(Data excerpts)
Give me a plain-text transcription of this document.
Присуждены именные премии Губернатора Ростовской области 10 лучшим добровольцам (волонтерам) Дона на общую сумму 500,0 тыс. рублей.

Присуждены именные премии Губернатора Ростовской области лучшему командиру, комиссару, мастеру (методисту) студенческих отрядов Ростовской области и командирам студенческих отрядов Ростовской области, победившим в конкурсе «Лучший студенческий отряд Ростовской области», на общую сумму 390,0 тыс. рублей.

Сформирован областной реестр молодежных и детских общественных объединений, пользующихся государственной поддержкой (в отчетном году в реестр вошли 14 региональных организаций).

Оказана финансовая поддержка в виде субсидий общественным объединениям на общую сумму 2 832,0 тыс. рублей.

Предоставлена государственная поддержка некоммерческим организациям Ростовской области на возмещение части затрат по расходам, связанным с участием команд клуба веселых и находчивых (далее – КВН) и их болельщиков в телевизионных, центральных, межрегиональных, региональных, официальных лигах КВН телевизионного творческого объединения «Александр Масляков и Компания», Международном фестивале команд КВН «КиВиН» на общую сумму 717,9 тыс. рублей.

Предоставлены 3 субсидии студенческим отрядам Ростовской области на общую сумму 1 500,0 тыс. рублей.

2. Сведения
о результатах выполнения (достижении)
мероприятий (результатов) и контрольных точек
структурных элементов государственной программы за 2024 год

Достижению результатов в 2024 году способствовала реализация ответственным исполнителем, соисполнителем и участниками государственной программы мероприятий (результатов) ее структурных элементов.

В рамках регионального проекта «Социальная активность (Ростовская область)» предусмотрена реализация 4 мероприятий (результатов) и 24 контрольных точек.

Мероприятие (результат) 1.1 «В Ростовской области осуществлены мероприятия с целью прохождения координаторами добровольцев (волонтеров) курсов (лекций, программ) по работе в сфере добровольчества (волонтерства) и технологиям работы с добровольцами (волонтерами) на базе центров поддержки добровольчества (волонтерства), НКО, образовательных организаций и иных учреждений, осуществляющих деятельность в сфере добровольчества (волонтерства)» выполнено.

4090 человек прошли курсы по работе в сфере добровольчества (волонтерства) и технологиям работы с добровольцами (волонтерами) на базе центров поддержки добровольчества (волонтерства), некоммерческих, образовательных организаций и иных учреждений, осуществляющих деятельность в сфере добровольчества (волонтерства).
...
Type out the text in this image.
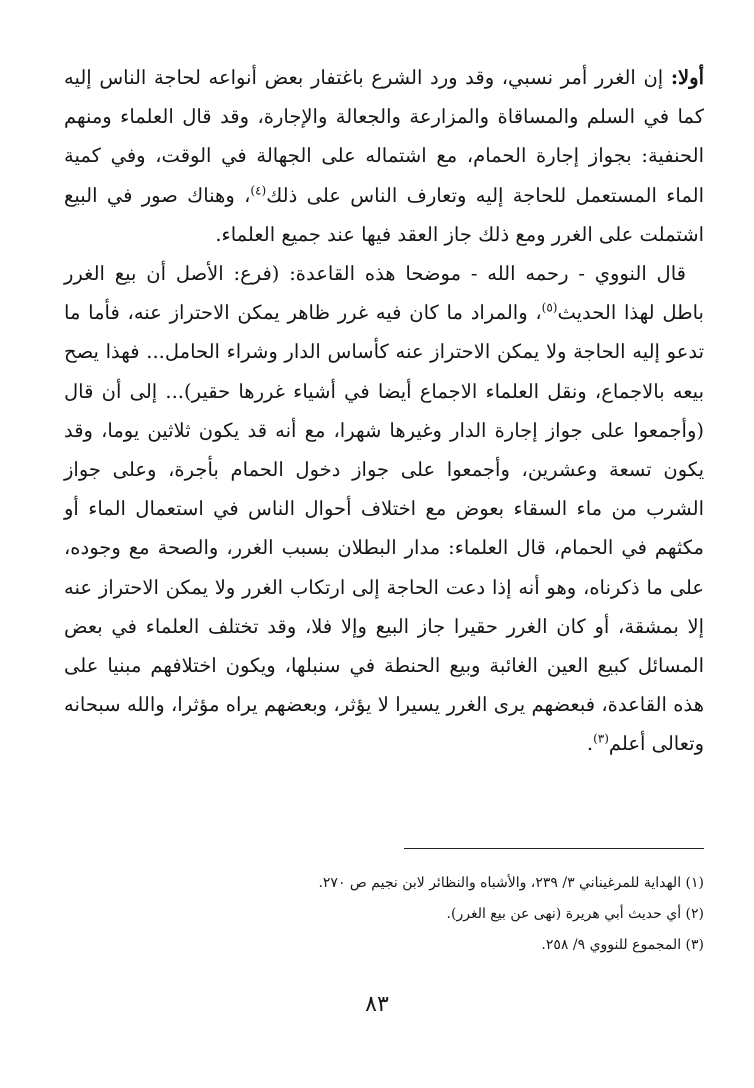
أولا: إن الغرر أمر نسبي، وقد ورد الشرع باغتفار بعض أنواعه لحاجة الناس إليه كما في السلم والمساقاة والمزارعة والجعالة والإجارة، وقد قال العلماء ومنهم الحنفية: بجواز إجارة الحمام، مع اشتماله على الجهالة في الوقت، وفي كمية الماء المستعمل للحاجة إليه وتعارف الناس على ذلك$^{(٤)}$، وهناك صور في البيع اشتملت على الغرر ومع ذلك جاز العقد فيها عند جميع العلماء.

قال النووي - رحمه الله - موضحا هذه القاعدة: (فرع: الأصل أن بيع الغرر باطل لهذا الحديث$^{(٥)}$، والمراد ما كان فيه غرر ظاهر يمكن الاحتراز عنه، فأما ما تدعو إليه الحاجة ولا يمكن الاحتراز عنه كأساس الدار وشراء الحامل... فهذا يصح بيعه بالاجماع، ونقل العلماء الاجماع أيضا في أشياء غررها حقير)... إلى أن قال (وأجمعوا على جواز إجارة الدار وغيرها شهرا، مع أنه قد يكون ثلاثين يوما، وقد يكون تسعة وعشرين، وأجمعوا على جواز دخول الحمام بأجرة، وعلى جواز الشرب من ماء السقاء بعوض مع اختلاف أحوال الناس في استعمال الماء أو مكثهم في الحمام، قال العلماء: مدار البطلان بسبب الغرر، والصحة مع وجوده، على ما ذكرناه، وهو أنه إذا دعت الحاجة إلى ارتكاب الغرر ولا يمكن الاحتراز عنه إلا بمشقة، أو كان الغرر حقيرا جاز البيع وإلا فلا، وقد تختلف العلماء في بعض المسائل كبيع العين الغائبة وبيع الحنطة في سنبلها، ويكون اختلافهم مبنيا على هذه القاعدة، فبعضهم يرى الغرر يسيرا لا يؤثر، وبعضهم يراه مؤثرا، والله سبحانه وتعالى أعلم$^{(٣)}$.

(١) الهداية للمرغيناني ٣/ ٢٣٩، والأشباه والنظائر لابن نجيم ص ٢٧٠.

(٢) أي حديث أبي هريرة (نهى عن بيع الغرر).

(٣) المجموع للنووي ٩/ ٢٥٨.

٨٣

◆ Task objective
Scan the records for the string "this". Copy each line in which it appears.

◆ Task result
Give me a plain-text transcription of this document.
Type out the text in this image.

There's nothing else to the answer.